-- Goal --
Transcribe the data that follows precisely, omitting nothing.

BEGIN

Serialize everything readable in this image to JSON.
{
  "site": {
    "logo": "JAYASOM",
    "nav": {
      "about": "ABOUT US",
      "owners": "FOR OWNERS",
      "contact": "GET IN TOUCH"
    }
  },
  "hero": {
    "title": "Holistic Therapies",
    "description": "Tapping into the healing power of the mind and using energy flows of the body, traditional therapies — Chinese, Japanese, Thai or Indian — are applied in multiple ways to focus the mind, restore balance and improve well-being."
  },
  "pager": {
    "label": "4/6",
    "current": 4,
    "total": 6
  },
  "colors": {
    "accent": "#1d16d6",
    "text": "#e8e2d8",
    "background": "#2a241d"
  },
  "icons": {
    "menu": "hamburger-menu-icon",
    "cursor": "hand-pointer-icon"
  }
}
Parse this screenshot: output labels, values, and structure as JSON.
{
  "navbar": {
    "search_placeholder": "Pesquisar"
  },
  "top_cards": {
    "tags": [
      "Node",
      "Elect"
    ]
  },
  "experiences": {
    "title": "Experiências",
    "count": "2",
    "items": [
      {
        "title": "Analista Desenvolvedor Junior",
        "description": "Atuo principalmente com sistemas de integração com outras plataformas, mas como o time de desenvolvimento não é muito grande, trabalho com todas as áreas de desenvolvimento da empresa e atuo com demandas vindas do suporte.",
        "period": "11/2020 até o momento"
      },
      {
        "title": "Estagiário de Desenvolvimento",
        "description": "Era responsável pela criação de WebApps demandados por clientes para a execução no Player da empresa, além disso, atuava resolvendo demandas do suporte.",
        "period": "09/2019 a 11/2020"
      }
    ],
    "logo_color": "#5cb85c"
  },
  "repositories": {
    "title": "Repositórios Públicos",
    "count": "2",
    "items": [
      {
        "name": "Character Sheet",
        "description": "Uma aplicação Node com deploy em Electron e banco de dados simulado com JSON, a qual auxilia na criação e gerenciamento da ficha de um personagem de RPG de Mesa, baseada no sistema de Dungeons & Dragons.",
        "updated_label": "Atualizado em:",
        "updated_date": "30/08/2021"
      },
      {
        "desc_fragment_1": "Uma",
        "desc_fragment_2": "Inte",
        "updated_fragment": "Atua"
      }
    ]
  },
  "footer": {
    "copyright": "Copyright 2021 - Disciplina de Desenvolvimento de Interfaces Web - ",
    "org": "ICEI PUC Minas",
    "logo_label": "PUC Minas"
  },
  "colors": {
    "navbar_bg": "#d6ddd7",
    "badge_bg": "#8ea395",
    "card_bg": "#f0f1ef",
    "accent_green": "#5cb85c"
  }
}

END

-- Answer to the problem --
Serialize everything readable in this image to JSON.
{
  "site": {
    "logo": "JAYASOM",
    "nav": {
      "about": "ABOUT US",
      "owners": "FOR OWNERS",
      "contact": "GET IN TOUCH"
    }
  },
  "hero": {
    "title": "Holistic Therapies",
    "description": "Tapping into the healing power of the mind and using energy flows of the body, traditional therapies — Chinese, Japanese, Thai or Indian — are applied in multiple ways to focus the mind, restore balance and improve well-being."
  },
  "pager": {
    "label": "4/6",
    "current": 4,
    "total": 6
  },
  "colors": {
    "accent": "#1d16d6",
    "text": "#e8e2d8",
    "background": "#2a241d"
  },
  "icons": {
    "menu": "hamburger-menu-icon",
    "cursor": "hand-pointer-icon"
  }
}
Parse this screenshot: output labels, values, and structure as JSON.
{
  "navbar": {
    "search_placeholder": "Pesquisar"
  },
  "top_cards": {
    "tags": [
      "Node",
      "Elect"
    ]
  },
  "experiences": {
    "title": "Experiências",
    "count": "2",
    "items": [
      {
        "title": "Analista Desenvolvedor Junior",
        "description": "Atuo principalmente com sistemas de integração com outras plataformas, mas como o time de desenvolvimento não é muito grande, trabalho com todas as áreas de desenvolvimento da empresa e atuo com demandas vindas do suporte.",
        "period": "11/2020 até o momento"
      },
      {
        "title": "Estagiário de Desenvolvimento",
        "description": "Era responsável pela criação de WebApps demandados por clientes para a execução no Player da empresa, além disso, atuava resolvendo demandas do suporte.",
        "period": "09/2019 a 11/2020"
      }
    ],
    "logo_color": "#5cb85c"
  },
  "repositories": {
    "title": "Repositórios Públicos",
    "count": "2",
    "items": [
      {
        "name": "Character Sheet",
        "description": "Uma aplicação Node com deploy em Electron e banco de dados simulado com JSON, a qual auxilia na criação e gerenciamento da ficha de um personagem de RPG de Mesa, baseada no sistema de Dungeons & Dragons.",
        "updated_label": "Atualizado em:",
        "updated_date": "30/08/2021"
      },
      {
        "desc_fragment_1": "Uma",
        "desc_fragment_2": "Inte",
        "updated_fragment": "Atua"
      }
    ]
  },
  "footer": {
    "copyright": "Copyright 2021 - Disciplina de Desenvolvimento de Interfaces Web - ",
    "org": "ICEI PUC Minas",
    "logo_label": "PUC Minas"
  },
  "colors": {
    "navbar_bg": "#d6ddd7",
    "badge_bg": "#8ea395",
    "card_bg": "#f0f1ef",
    "accent_green": "#5cb85c"
  }
}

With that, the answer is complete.